> **Records shown**
++++++++
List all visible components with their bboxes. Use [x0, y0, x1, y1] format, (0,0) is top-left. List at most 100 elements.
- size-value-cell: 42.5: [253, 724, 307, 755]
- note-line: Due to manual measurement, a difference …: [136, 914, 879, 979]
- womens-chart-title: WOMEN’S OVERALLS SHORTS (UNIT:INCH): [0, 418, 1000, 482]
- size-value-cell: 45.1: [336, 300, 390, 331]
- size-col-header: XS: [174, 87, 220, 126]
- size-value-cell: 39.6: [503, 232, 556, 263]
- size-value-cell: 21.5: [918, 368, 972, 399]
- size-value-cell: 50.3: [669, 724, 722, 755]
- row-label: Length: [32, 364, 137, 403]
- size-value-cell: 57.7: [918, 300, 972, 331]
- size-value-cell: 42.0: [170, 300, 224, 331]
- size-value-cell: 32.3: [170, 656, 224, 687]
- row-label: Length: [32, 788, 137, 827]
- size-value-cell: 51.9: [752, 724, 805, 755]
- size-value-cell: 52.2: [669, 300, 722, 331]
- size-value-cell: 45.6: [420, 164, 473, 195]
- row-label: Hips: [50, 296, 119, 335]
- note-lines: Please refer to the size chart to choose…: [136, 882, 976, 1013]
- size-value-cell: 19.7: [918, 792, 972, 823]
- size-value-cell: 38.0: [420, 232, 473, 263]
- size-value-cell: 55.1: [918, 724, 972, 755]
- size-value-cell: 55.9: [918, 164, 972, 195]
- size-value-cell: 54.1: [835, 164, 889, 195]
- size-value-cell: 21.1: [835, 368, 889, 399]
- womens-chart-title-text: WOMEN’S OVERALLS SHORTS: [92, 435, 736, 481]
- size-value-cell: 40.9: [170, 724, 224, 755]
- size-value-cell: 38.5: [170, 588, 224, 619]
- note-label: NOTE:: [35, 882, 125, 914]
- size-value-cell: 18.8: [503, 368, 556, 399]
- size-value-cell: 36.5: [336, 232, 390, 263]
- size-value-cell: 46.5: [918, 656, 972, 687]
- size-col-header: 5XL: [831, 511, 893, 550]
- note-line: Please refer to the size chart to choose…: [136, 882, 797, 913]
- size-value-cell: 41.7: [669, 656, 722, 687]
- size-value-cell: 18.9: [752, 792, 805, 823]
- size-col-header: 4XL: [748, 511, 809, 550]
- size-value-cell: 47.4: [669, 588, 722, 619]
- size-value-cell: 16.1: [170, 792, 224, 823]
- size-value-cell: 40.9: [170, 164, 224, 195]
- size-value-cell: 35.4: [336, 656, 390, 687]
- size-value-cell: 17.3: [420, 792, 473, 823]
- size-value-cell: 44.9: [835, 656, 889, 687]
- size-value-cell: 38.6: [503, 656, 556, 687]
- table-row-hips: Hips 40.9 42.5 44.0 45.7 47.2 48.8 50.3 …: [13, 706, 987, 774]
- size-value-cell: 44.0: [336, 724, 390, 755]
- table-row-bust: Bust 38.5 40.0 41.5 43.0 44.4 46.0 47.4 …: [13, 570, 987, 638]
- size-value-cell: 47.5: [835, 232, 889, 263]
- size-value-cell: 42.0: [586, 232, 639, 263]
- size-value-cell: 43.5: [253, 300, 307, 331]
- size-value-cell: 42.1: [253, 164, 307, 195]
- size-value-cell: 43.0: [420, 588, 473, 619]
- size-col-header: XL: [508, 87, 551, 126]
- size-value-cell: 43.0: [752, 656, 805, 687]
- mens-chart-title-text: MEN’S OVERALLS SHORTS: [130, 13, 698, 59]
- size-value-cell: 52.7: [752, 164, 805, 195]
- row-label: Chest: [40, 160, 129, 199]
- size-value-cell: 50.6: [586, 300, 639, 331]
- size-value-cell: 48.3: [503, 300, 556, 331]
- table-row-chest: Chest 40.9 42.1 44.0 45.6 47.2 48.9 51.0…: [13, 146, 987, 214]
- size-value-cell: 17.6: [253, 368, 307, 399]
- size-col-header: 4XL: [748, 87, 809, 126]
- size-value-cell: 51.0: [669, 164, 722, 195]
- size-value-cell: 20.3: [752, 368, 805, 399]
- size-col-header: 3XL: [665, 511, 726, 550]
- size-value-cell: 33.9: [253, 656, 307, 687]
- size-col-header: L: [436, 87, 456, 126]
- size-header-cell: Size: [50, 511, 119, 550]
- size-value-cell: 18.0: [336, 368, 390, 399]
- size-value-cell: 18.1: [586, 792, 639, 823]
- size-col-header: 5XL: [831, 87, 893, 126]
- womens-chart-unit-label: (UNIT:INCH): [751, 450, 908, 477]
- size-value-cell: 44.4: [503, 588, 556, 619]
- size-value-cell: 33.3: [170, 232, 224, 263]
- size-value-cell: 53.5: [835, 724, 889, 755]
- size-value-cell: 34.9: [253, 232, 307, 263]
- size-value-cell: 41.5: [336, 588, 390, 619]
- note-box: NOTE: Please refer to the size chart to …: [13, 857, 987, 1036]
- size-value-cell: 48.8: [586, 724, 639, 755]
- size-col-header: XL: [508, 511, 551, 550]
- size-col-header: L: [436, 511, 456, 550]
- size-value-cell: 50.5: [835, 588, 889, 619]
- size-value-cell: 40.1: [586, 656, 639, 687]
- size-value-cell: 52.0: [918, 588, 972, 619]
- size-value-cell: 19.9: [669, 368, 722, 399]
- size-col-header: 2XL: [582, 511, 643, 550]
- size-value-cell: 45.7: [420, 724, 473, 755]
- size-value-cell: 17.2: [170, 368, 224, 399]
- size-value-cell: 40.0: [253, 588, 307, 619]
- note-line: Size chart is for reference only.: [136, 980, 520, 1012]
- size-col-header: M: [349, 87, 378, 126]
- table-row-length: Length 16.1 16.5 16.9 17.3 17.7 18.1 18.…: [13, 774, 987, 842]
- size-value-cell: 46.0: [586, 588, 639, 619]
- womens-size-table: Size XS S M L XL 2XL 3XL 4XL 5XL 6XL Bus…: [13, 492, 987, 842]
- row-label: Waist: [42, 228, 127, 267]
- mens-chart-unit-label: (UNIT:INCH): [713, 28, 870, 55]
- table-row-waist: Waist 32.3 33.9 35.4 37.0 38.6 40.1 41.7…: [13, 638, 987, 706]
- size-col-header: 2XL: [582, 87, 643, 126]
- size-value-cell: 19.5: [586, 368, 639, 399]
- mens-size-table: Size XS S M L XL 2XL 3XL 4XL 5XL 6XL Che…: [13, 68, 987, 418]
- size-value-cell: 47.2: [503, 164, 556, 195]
++++++++
> **Work to complete**
Give every line of the items above as a Markdown table with the columns Row and Text, numbering each row and leaving out blank lines.

> **Problem solution**
| Row | Text |
|---|---|
| 1 | List all visible components with their bboxes. Use [x0, y0, x1, y1] format, (0,0) is top-left. List at most 100 elements. |
| 2 | - size-value-cell: 42.5: [253, 724, 307, 755] |
| 3 | - note-line: Due to manual measurement, a difference …: [136, 914, 879, 979] |
| 4 | - womens-chart-title: WOMEN’S OVERALLS SHORTS (UNIT:INCH): [0, 418, 1000, 482] |
| 5 | - size-value-cell: 45.1: [336, 300, 390, 331] |
| 6 | - size-col-header: XS: [174, 87, 220, 126] |
| 7 | - size-value-cell: 39.6: [503, 232, 556, 263] |
| 8 | - size-value-cell: 21.5: [918, 368, 972, 399] |
| 9 | - size-value-cell: 50.3: [669, 724, 722, 755] |
| 10 | - row-label: Length: [32, 364, 137, 403] |
| 11 | - size-value-cell: 57.7: [918, 300, 972, 331] |
| 12 | - size-value-cell: 42.0: [170, 300, 224, 331] |
| 13 | - size-value-cell: 32.3: [170, 656, 224, 687] |
| 14 | - row-label: Length: [32, 788, 137, 827] |
| 15 | - size-value-cell: 51.9: [752, 724, 805, 755] |
| 16 | - size-value-cell: 52.2: [669, 300, 722, 331] |
| 17 | - size-value-cell: 45.6: [420, 164, 473, 195] |
| 18 | - row-label: Hips: [50, 296, 119, 335] |
| 19 | - note-lines: Please refer to the size chart to choose…: [136, 882, 976, 1013] |
| 20 | - size-value-cell: 19.7: [918, 792, 972, 823] |
| 21 | - size-value-cell: 38.0: [420, 232, 473, 263] |
| 22 | - size-value-cell: 55.1: [918, 724, 972, 755] |
| 23 | - size-value-cell: 55.9: [918, 164, 972, 195] |
| 24 | - size-value-cell: 54.1: [835, 164, 889, 195] |
| 25 | - size-value-cell: 21.1: [835, 368, 889, 399] |
| 26 | - womens-chart-title-text: WOMEN’S OVERALLS SHORTS: [92, 435, 736, 481] |
| 27 | - size-value-cell: 40.9: [170, 724, 224, 755] |
| 28 | - size-value-cell: 38.5: [170, 588, 224, 619] |
| 29 | - note-label: NOTE:: [35, 882, 125, 914] |
| 30 | - size-value-cell: 18.8: [503, 368, 556, 399] |
| 31 | - size-value-cell: 36.5: [336, 232, 390, 263] |
| 32 | - size-value-cell: 46.5: [918, 656, 972, 687] |
| 33 | - size-col-header: 5XL: [831, 511, 893, 550] |
| 34 | - note-line: Please refer to the size chart to choose…: [136, 882, 797, 913] |
| 35 | - size-value-cell: 41.7: [669, 656, 722, 687] |
| 36 | - size-value-cell: 18.9: [752, 792, 805, 823] |
| 37 | - size-col-header: 4XL: [748, 511, 809, 550] |
| 38 | - size-value-cell: 47.4: [669, 588, 722, 619] |
| 39 | - size-value-cell: 16.1: [170, 792, 224, 823] |
| 40 | - size-value-cell: 40.9: [170, 164, 224, 195] |
| 41 | - size-value-cell: 35.4: [336, 656, 390, 687] |
| 42 | - size-value-cell: 17.3: [420, 792, 473, 823] |
| 43 | - size-value-cell: 44.9: [835, 656, 889, 687] |
| 44 | - size-value-cell: 38.6: [503, 656, 556, 687] |
| 45 | - table-row-hips: Hips 40.9 42.5 44.0 45.7 47.2 48.8 50.3 …: [13, 706, 987, 774] |
| 46 | - size-value-cell: 44.0: [336, 724, 390, 755] |
| 47 | - table-row-bust: Bust 38.5 40.0 41.5 43.0 44.4 46.0 47.4 …: [13, 570, 987, 638] |
| 48 | - size-value-cell: 47.5: [835, 232, 889, 263] |
| 49 | - size-value-cell: 42.0: [586, 232, 639, 263] |
| 50 | - size-value-cell: 43.5: [253, 300, 307, 331] |
| 51 | - size-value-cell: 42.1: [253, 164, 307, 195] |
| 52 | - size-value-cell: 43.0: [420, 588, 473, 619] |
| 53 | - size-col-header: XL: [508, 87, 551, 126] |
| 54 | - size-value-cell: 43.0: [752, 656, 805, 687] |
| 55 | - mens-chart-title-text: MEN’S OVERALLS SHORTS: [130, 13, 698, 59] |
| 56 | - size-value-cell: 52.7: [752, 164, 805, 195] |
| 57 | - row-label: Chest: [40, 160, 129, 199] |
| 58 | - size-value-cell: 50.6: [586, 300, 639, 331] |
| 59 | - size-value-cell: 48.3: [503, 300, 556, 331] |
| 60 | - table-row-chest: Chest 40.9 42.1 44.0 45.6 47.2 48.9 51.0…: [13, 146, 987, 214] |
| 61 | - size-value-cell: 17.6: [253, 368, 307, 399] |
| 62 | - size-col-header: 4XL: [748, 87, 809, 126] |
| 63 | - size-value-cell: 51.0: [669, 164, 722, 195] |
| 64 | - size-value-cell: 20.3: [752, 368, 805, 399] |
| 65 | - size-col-header: 3XL: [665, 511, 726, 550] |
| 66 | - size-value-cell: 33.9: [253, 656, 307, 687] |
| 67 | - size-col-header: L: [436, 87, 456, 126] |
| 68 | - size-header-cell: Size: [50, 511, 119, 550] |
| 69 | - size-value-cell: 18.0: [336, 368, 390, 399] |
| 70 | - size-value-cell: 18.1: [586, 792, 639, 823] |
| 71 | - size-col-header: 5XL: [831, 87, 893, 126] |
| 72 | - womens-chart-unit-label: (UNIT:INCH): [751, 450, 908, 477] |
| 73 | - size-value-cell: 44.4: [503, 588, 556, 619] |
| 74 | - size-value-cell: 33.3: [170, 232, 224, 263] |
| 75 | - size-value-cell: 53.5: [835, 724, 889, 755] |
| 76 | - size-value-cell: 34.9: [253, 232, 307, 263] |
| 77 | - size-value-cell: 41.5: [336, 588, 390, 619] |
| 78 | - note-box: NOTE: Please refer to the size chart to …: [13, 857, 987, 1036] |
| 79 | - size-value-cell: 48.8: [586, 724, 639, 755] |
| 80 | - size-col-header: XL: [508, 511, 551, 550] |
| 81 | - size-col-header: L: [436, 511, 456, 550] |
| 82 | - size-value-cell: 50.5: [835, 588, 889, 619] |
| 83 | - size-value-cell: 40.1: [586, 656, 639, 687] |
| 84 | - size-value-cell: 52.0: [918, 588, 972, 619] |
| 85 | - size-value-cell: 19.9: [669, 368, 722, 399] |
| 86 | - size-col-header: 2XL: [582, 511, 643, 550] |
| 87 | - size-value-cell: 45.7: [420, 724, 473, 755] |
| 88 | - size-value-cell: 17.2: [170, 368, 224, 399] |
| 89 | - size-value-cell: 40.0: [253, 588, 307, 619] |
| 90 | - note-line: Size chart is for reference only.: [136, 980, 520, 1012] |
| 91 | - size-col-header: M: [349, 87, 378, 126] |
| 92 | - table-row-length: Length 16.1 16.5 16.9 17.3 17.7 18.1 18.…: [13, 774, 987, 842] |
| 93 | - size-value-cell: 46.0: [586, 588, 639, 619] |
| 94 | - womens-size-table: Size XS S M L XL 2XL 3XL 4XL 5XL 6XL Bus…: [13, 492, 987, 842] |
| 95 | - row-label: Waist: [42, 228, 127, 267] |
| 96 | - mens-chart-unit-label: (UNIT:INCH): [713, 28, 870, 55] |
| 97 | - table-row-waist: Waist 32.3 33.9 35.4 37.0 38.6 40.1 41.7…: [13, 638, 987, 706] |
| 98 | - size-col-header: 2XL: [582, 87, 643, 126] |
| 99 | - size-value-cell: 19.5: [586, 368, 639, 399] |
| 100 | - mens-size-table: Size XS S M L XL 2XL 3XL 4XL 5XL 6XL Che…: [13, 68, 987, 418] |
| 101 | - size-value-cell: 47.2: [503, 164, 556, 195] |